(Extracted data entries)
★ ★ ★ ★ ★ ★ ★

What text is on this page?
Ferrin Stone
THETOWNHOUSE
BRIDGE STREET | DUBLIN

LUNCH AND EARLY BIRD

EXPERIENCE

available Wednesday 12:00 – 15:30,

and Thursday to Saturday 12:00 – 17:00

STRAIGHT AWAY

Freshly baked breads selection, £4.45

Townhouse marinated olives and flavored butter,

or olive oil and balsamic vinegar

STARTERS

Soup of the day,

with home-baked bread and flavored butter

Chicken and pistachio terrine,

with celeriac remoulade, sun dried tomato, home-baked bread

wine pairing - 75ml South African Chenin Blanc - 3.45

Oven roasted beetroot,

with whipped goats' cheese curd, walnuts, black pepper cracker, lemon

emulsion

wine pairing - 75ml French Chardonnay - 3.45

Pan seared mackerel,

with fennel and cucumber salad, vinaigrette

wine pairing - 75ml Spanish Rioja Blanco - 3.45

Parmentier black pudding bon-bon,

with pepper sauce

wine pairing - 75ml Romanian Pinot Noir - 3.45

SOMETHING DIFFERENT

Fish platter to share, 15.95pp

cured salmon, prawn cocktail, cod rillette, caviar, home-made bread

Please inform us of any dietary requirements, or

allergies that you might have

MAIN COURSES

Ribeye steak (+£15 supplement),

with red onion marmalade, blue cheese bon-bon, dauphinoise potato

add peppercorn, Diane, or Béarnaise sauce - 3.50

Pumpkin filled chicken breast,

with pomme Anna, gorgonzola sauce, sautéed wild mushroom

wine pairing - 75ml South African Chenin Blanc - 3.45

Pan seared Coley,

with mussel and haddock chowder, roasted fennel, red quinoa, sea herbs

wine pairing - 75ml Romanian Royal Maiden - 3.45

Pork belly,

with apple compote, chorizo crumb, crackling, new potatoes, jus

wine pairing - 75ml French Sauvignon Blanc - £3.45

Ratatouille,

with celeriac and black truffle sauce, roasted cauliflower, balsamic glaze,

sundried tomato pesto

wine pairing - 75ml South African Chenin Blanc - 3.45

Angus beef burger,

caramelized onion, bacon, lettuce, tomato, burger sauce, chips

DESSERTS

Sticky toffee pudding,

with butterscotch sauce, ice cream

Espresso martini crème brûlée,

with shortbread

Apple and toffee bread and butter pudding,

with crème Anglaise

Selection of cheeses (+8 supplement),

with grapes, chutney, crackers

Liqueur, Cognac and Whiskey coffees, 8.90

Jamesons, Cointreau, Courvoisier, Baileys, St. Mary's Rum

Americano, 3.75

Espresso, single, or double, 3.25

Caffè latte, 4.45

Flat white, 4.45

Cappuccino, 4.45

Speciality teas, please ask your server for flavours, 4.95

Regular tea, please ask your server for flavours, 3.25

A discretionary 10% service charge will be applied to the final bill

★ ★ ★ ★ ★ ★ ★

Write an exact transcription of every entry above.

What text is on this page?
Ferrin Stone
THETOWNHOUSE
BRIDGE STREET | DUBLIN

LUNCH AND EARLY BIRD

EXPERIENCE

available Wednesday 12:00 – 15:30,

and Thursday to Saturday 12:00 – 17:00

STRAIGHT AWAY

Freshly baked breads selection, £4.45

Townhouse marinated olives and flavored butter,

or olive oil and balsamic vinegar

STARTERS

Soup of the day,

with home-baked bread and flavored butter

Chicken and pistachio terrine,

with celeriac remoulade, sun dried tomato, home-baked bread

wine pairing - 75ml South African Chenin Blanc - 3.45

Oven roasted beetroot,

with whipped goats' cheese curd, walnuts, black pepper cracker, lemon

emulsion

wine pairing - 75ml French Chardonnay - 3.45

Pan seared mackerel,

with fennel and cucumber salad, vinaigrette

wine pairing - 75ml Spanish Rioja Blanco - 3.45

Parmentier black pudding bon-bon,

with pepper sauce

wine pairing - 75ml Romanian Pinot Noir - 3.45

SOMETHING DIFFERENT

Fish platter to share, 15.95pp

cured salmon, prawn cocktail, cod rillette, caviar, home-made bread

Please inform us of any dietary requirements, or

allergies that you might have

MAIN COURSES

Ribeye steak (+£15 supplement),

with red onion marmalade, blue cheese bon-bon, dauphinoise potato

add peppercorn, Diane, or Béarnaise sauce - 3.50

Pumpkin filled chicken breast,

with pomme Anna, gorgonzola sauce, sautéed wild mushroom

wine pairing - 75ml South African Chenin Blanc - 3.45

Pan seared Coley,

with mussel and haddock chowder, roasted fennel, red quinoa, sea herbs

wine pairing - 75ml Romanian Royal Maiden - 3.45

Pork belly,

with apple compote, chorizo crumb, crackling, new potatoes, jus

wine pairing - 75ml French Sauvignon Blanc - £3.45

Ratatouille,

with celeriac and black truffle sauce, roasted cauliflower, balsamic glaze,

sundried tomato pesto

wine pairing - 75ml South African Chenin Blanc - 3.45

Angus beef burger,

caramelized onion, bacon, lettuce, tomato, burger sauce, chips

DESSERTS

Sticky toffee pudding,

with butterscotch sauce, ice cream

Espresso martini crème brûlée,

with shortbread

Apple and toffee bread and butter pudding,

with crème Anglaise

Selection of cheeses (+8 supplement),

with grapes, chutney, crackers

Liqueur, Cognac and Whiskey coffees, 8.90

Jamesons, Cointreau, Courvoisier, Baileys, St. Mary's Rum

Americano, 3.75

Espresso, single, or double, 3.25

Caffè latte, 4.45

Flat white, 4.45

Cappuccino, 4.45

Speciality teas, please ask your server for flavours, 4.95

Regular tea, please ask your server for flavours, 3.25

A discretionary 10% service charge will be applied to the final bill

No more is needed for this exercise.